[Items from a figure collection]
•••
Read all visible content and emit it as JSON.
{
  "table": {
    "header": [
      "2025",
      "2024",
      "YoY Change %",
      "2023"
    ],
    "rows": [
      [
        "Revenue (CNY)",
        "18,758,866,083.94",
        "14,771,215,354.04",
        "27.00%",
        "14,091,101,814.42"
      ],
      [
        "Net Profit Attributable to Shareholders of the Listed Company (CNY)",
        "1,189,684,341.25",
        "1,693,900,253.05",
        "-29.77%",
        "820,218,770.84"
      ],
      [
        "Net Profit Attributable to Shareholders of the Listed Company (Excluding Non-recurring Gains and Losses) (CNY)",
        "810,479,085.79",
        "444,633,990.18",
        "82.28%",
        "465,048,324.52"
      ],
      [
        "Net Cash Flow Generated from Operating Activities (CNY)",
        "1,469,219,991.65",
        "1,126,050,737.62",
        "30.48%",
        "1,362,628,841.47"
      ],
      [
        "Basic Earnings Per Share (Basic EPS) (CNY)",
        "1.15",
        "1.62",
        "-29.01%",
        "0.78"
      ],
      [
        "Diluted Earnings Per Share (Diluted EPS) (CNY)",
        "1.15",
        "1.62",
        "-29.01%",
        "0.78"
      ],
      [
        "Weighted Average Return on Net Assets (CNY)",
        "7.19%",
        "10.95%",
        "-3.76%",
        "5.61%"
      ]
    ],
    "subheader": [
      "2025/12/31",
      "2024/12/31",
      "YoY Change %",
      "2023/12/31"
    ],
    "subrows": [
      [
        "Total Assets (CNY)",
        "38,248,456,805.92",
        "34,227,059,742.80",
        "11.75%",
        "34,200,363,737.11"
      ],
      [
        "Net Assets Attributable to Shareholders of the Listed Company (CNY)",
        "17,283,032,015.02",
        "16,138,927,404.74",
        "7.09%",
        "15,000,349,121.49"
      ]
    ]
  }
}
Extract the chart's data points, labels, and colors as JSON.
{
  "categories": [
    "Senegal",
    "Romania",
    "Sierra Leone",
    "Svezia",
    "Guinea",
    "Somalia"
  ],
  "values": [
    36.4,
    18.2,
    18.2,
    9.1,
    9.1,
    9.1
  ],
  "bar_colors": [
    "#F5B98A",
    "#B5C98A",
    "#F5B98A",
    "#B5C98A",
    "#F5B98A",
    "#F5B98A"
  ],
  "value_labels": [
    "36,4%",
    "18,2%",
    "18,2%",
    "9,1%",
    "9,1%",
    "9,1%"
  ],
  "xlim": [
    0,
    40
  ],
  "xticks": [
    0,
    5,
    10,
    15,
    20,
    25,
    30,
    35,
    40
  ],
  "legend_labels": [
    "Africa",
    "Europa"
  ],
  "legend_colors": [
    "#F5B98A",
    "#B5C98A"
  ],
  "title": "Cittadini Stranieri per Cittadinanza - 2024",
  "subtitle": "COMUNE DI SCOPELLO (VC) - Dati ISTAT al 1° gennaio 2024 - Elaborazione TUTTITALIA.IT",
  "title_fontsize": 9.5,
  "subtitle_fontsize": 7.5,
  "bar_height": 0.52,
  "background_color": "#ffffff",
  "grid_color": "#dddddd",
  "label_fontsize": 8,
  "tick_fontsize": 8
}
•••
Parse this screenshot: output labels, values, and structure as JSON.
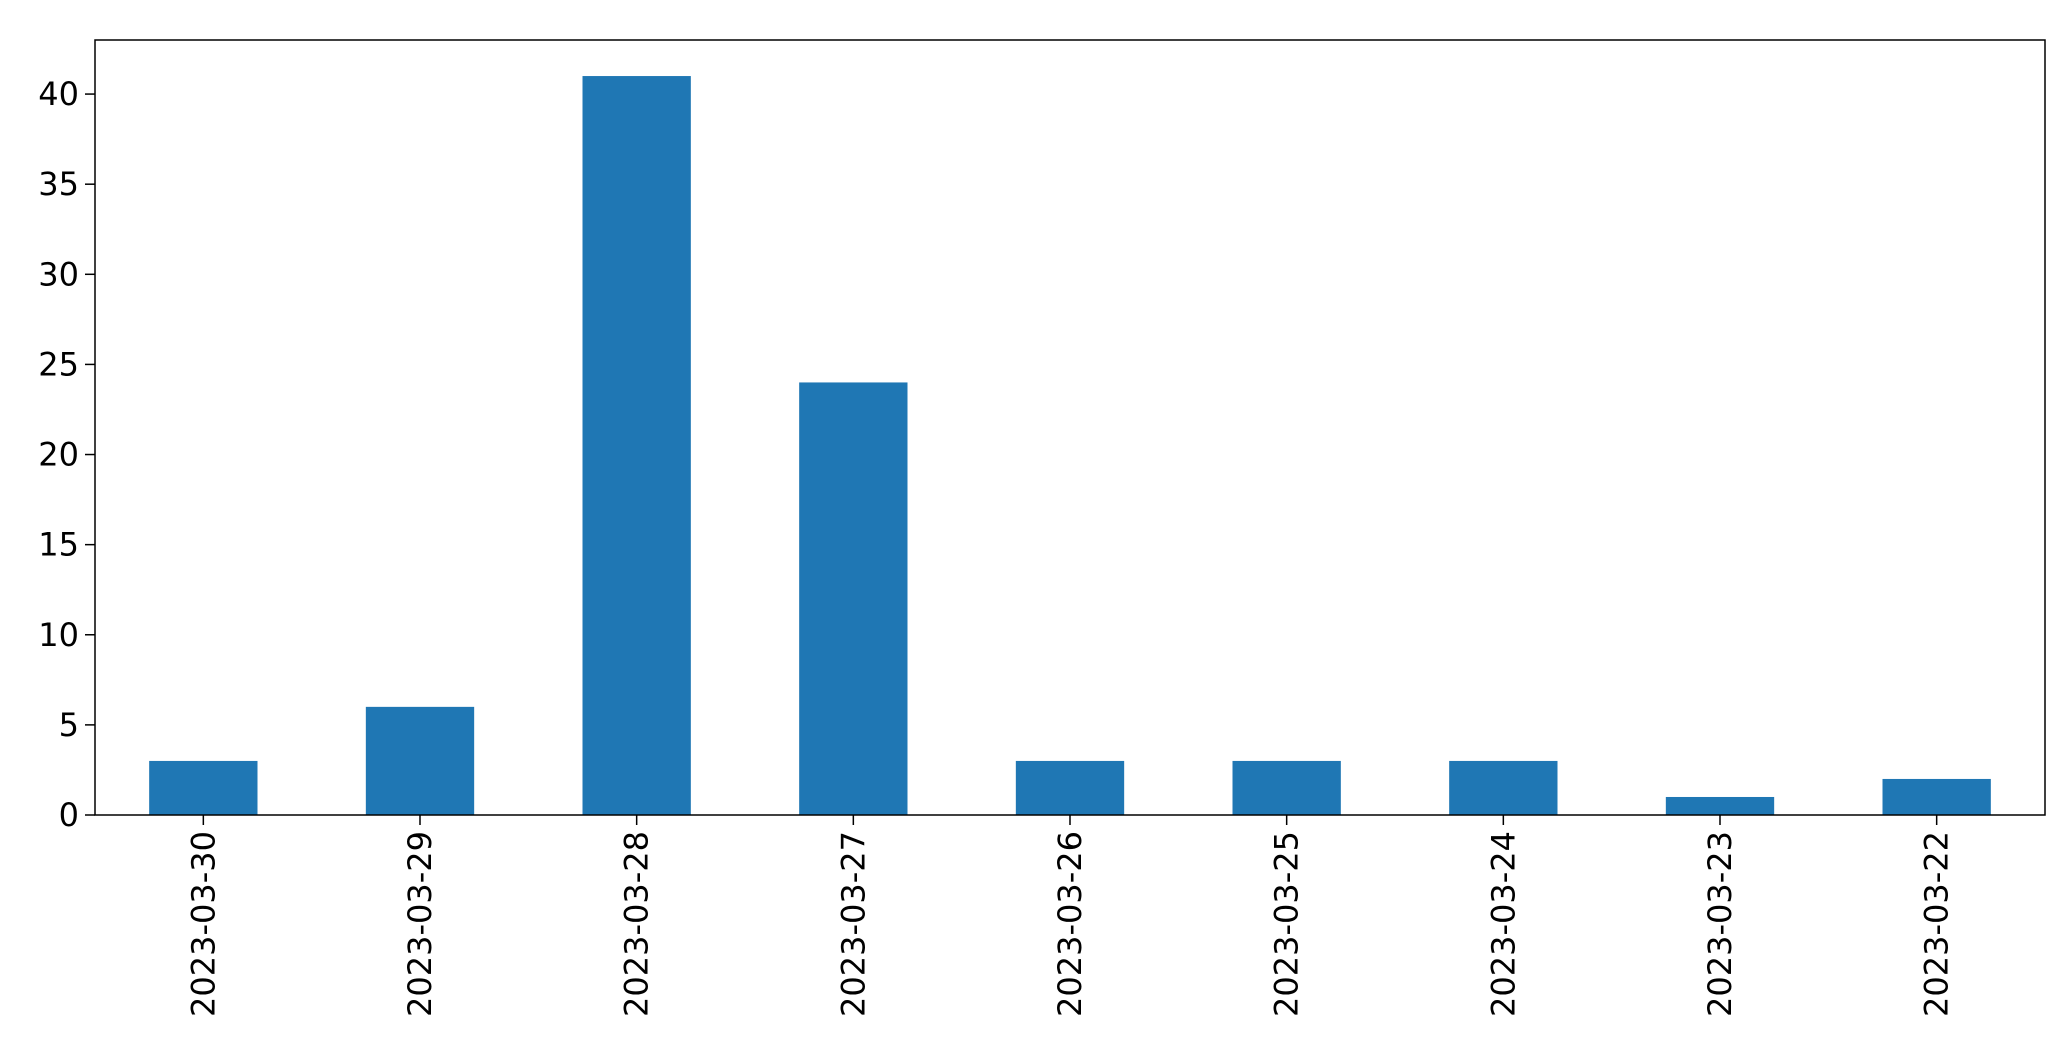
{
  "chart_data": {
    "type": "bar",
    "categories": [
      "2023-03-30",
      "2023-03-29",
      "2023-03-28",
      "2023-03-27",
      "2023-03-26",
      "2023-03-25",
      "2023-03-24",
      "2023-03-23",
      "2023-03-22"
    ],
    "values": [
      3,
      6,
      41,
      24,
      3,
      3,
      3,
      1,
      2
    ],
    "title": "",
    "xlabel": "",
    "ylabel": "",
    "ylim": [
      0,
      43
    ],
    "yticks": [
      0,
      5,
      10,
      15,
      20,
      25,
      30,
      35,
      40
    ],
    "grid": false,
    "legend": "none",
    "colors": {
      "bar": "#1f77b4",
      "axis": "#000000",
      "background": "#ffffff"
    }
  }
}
•••
All lines that include "values" are to be gathered and copied.

  "values": [
Parse this screenshot: output labels, values, and structure as JSON.
    "values": [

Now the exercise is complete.